**What is expected**
Can you put every line of the entries below into a JSON list of strings, one string per line, with blank lines left out?

■ ■ ■ ■ ■ ■ ■

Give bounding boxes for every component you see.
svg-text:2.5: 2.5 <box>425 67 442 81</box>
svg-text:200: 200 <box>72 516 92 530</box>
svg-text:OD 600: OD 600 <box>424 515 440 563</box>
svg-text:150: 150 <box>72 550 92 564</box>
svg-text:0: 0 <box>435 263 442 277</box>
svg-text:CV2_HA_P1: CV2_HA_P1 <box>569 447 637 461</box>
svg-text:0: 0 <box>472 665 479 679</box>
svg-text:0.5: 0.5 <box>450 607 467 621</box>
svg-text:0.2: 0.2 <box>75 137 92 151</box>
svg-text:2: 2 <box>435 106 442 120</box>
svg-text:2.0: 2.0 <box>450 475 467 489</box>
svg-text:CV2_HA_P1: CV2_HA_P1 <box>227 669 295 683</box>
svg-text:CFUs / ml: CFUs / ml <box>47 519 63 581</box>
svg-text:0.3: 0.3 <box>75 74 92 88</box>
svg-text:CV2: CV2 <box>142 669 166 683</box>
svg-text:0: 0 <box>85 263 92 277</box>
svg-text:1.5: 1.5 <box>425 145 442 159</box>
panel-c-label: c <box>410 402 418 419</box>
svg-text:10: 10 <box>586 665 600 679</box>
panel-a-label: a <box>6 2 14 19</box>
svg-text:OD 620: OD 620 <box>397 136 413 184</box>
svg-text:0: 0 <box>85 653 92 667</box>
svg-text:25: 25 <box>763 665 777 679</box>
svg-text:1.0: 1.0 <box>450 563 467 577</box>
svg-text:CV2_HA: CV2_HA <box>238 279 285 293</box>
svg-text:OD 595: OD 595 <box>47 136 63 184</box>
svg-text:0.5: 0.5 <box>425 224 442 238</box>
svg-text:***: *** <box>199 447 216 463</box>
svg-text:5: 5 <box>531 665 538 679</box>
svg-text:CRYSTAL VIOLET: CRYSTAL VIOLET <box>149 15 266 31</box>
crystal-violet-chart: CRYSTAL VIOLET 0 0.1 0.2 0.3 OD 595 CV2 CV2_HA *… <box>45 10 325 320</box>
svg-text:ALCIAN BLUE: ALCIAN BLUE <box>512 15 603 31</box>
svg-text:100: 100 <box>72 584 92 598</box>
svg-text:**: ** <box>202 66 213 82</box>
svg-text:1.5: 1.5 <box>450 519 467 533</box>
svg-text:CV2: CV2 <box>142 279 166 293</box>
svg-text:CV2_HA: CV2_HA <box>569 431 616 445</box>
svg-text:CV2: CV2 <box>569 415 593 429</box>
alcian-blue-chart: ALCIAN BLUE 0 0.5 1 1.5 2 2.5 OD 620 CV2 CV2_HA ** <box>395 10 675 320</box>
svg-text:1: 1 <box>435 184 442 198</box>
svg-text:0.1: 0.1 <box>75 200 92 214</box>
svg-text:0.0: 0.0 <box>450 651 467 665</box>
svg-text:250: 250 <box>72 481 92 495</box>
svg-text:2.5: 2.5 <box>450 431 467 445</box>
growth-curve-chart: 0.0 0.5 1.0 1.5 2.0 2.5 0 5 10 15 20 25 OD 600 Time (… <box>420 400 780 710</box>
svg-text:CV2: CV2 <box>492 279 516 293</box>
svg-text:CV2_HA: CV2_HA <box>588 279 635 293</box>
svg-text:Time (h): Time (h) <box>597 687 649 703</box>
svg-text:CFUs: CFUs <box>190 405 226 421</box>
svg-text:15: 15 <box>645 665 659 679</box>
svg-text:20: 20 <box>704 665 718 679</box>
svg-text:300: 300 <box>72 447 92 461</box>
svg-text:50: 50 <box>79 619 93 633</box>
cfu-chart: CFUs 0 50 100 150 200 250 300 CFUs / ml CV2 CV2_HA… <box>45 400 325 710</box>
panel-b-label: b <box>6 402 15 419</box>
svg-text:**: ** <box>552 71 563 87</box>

■ ■ ■ ■ ■ ■ ■

**Written answer**
[
  "Give bounding boxes for every component you see.",
  "svg-text:2.5: 2.5 <box>425 67 442 81</box>",
  "svg-text:200: 200 <box>72 516 92 530</box>",
  "svg-text:OD 600: OD 600 <box>424 515 440 563</box>",
  "svg-text:150: 150 <box>72 550 92 564</box>",
  "svg-text:0: 0 <box>435 263 442 277</box>",
  "svg-text:CV2_HA_P1: CV2_HA_P1 <box>569 447 637 461</box>",
  "svg-text:0: 0 <box>472 665 479 679</box>",
  "svg-text:0.5: 0.5 <box>450 607 467 621</box>",
  "svg-text:0.2: 0.2 <box>75 137 92 151</box>",
  "svg-text:2: 2 <box>435 106 442 120</box>",
  "svg-text:2.0: 2.0 <box>450 475 467 489</box>",
  "svg-text:CV2_HA_P1: CV2_HA_P1 <box>227 669 295 683</box>",
  "svg-text:CFUs / ml: CFUs / ml <box>47 519 63 581</box>",
  "svg-text:0.3: 0.3 <box>75 74 92 88</box>",
  "svg-text:CV2: CV2 <box>142 669 166 683</box>",
  "svg-text:0: 0 <box>85 263 92 277</box>",
  "svg-text:1.5: 1.5 <box>425 145 442 159</box>",
  "panel-c-label: c <box>410 402 418 419</box>",
  "svg-text:10: 10 <box>586 665 600 679</box>",
  "panel-a-label: a <box>6 2 14 19</box>",
  "svg-text:OD 620: OD 620 <box>397 136 413 184</box>",
  "svg-text:0: 0 <box>85 653 92 667</box>",
  "svg-text:25: 25 <box>763 665 777 679</box>",
  "svg-text:1.0: 1.0 <box>450 563 467 577</box>",
  "svg-text:CV2_HA: CV2_HA <box>238 279 285 293</box>",
  "svg-text:OD 595: OD 595 <box>47 136 63 184</box>",
  "svg-text:0.5: 0.5 <box>425 224 442 238</box>",
  "svg-text:***: *** <box>199 447 216 463</box>",
  "svg-text:5: 5 <box>531 665 538 679</box>",
  "svg-text:CRYSTAL VIOLET: CRYSTAL VIOLET <box>149 15 266 31</box>",
  "crystal-violet-chart: CRYSTAL VIOLET 0 0.1 0.2 0.3 OD 595 CV2 CV2_HA *… <box>45 10 325 320</box>",
  "svg-text:ALCIAN BLUE: ALCIAN BLUE <box>512 15 603 31</box>",
  "svg-text:100: 100 <box>72 584 92 598</box>",
  "svg-text:**: ** <box>202 66 213 82</box>",
  "svg-text:1.5: 1.5 <box>450 519 467 533</box>",
  "svg-text:CV2: CV2 <box>142 279 166 293</box>",
  "svg-text:CV2_HA: CV2_HA <box>569 431 616 445</box>",
  "svg-text:CV2: CV2 <box>569 415 593 429</box>",
  "alcian-blue-chart: ALCIAN BLUE 0 0.5 1 1.5 2 2.5 OD 620 CV2 CV2_HA ** <box>395 10 675 320</box>",
  "svg-text:1: 1 <box>435 184 442 198</box>",
  "svg-text:0.1: 0.1 <box>75 200 92 214</box>",
  "svg-text:0.0: 0.0 <box>450 651 467 665</box>",
  "svg-text:250: 250 <box>72 481 92 495</box>",
  "svg-text:2.5: 2.5 <box>450 431 467 445</box>",
  "growth-curve-chart: 0.0 0.5 1.0 1.5 2.0 2.5 0 5 10 15 20 25 OD 600 Time (… <box>420 400 780 710</box>",
  "svg-text:CV2: CV2 <box>492 279 516 293</box>",
  "svg-text:CV2_HA: CV2_HA <box>588 279 635 293</box>",
  "svg-text:Time (h): Time (h) <box>597 687 649 703</box>",
  "svg-text:CFUs: CFUs <box>190 405 226 421</box>",
  "svg-text:15: 15 <box>645 665 659 679</box>",
  "svg-text:20: 20 <box>704 665 718 679</box>",
  "svg-text:300: 300 <box>72 447 92 461</box>",
  "svg-text:50: 50 <box>79 619 93 633</box>",
  "cfu-chart: CFUs 0 50 100 150 200 250 300 CFUs / ml CV2 CV2_HA… <box>45 400 325 710</box>",
  "panel-b-label: b <box>6 402 15 419</box>",
  "svg-text:**: ** <box>552 71 563 87</box>"
]